Below is a block of data; give all of it again word for word.

=== Data supplied ===

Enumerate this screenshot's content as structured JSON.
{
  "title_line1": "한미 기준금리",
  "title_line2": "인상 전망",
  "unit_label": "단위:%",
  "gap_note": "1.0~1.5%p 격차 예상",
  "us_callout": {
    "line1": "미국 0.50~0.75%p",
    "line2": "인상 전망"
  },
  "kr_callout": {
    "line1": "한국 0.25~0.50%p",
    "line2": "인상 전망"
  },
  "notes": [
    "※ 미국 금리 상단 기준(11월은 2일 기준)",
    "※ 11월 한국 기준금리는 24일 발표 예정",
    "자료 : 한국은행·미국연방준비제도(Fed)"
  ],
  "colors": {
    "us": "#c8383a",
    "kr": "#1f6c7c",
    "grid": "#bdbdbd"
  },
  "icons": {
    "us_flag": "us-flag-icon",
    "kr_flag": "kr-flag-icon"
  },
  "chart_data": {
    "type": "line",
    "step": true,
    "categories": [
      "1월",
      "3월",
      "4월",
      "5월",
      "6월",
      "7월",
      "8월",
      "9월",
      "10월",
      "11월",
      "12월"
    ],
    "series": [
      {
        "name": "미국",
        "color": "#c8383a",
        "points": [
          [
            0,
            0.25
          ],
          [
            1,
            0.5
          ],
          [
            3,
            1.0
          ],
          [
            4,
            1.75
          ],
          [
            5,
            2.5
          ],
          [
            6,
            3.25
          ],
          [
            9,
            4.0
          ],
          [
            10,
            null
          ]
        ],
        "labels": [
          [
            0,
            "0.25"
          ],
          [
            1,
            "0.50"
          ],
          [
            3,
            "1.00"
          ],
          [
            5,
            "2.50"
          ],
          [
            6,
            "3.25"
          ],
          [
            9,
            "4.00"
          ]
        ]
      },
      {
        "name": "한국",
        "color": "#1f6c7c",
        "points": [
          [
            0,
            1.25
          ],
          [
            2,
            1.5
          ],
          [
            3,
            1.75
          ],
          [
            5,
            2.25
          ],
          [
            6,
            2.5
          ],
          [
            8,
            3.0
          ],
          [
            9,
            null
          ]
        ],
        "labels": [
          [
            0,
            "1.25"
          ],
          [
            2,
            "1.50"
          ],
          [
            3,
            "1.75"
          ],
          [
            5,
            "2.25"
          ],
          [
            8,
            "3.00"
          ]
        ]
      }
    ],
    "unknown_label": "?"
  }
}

===

Finished exercise >>
Enumerate this screenshot's content as structured JSON.
{
  "title_line1": "한미 기준금리",
  "title_line2": "인상 전망",
  "unit_label": "단위:%",
  "gap_note": "1.0~1.5%p 격차 예상",
  "us_callout": {
    "line1": "미국 0.50~0.75%p",
    "line2": "인상 전망"
  },
  "kr_callout": {
    "line1": "한국 0.25~0.50%p",
    "line2": "인상 전망"
  },
  "notes": [
    "※ 미국 금리 상단 기준(11월은 2일 기준)",
    "※ 11월 한국 기준금리는 24일 발표 예정",
    "자료 : 한국은행·미국연방준비제도(Fed)"
  ],
  "colors": {
    "us": "#c8383a",
    "kr": "#1f6c7c",
    "grid": "#bdbdbd"
  },
  "icons": {
    "us_flag": "us-flag-icon",
    "kr_flag": "kr-flag-icon"
  },
  "chart_data": {
    "type": "line",
    "step": true,
    "categories": [
      "1월",
      "3월",
      "4월",
      "5월",
      "6월",
      "7월",
      "8월",
      "9월",
      "10월",
      "11월",
      "12월"
    ],
    "series": [
      {
        "name": "미국",
        "color": "#c8383a",
        "points": [
          [
            0,
            0.25
          ],
          [
            1,
            0.5
          ],
          [
            3,
            1.0
          ],
          [
            4,
            1.75
          ],
          [
            5,
            2.5
          ],
          [
            6,
            3.25
          ],
          [
            9,
            4.0
          ],
          [
            10,
            null
          ]
        ],
        "labels": [
          [
            0,
            "0.25"
          ],
          [
            1,
            "0.50"
          ],
          [
            3,
            "1.00"
          ],
          [
            5,
            "2.50"
          ],
          [
            6,
            "3.25"
          ],
          [
            9,
            "4.00"
          ]
        ]
      },
      {
        "name": "한국",
        "color": "#1f6c7c",
        "points": [
          [
            0,
            1.25
          ],
          [
            2,
            1.5
          ],
          [
            3,
            1.75
          ],
          [
            5,
            2.25
          ],
          [
            6,
            2.5
          ],
          [
            8,
            3.0
          ],
          [
            9,
            null
          ]
        ],
        "labels": [
          [
            0,
            "1.25"
          ],
          [
            2,
            "1.50"
          ],
          [
            3,
            "1.75"
          ],
          [
            5,
            "2.25"
          ],
          [
            8,
            "3.00"
          ]
        ]
      }
    ],
    "unknown_label": "?"
  }
}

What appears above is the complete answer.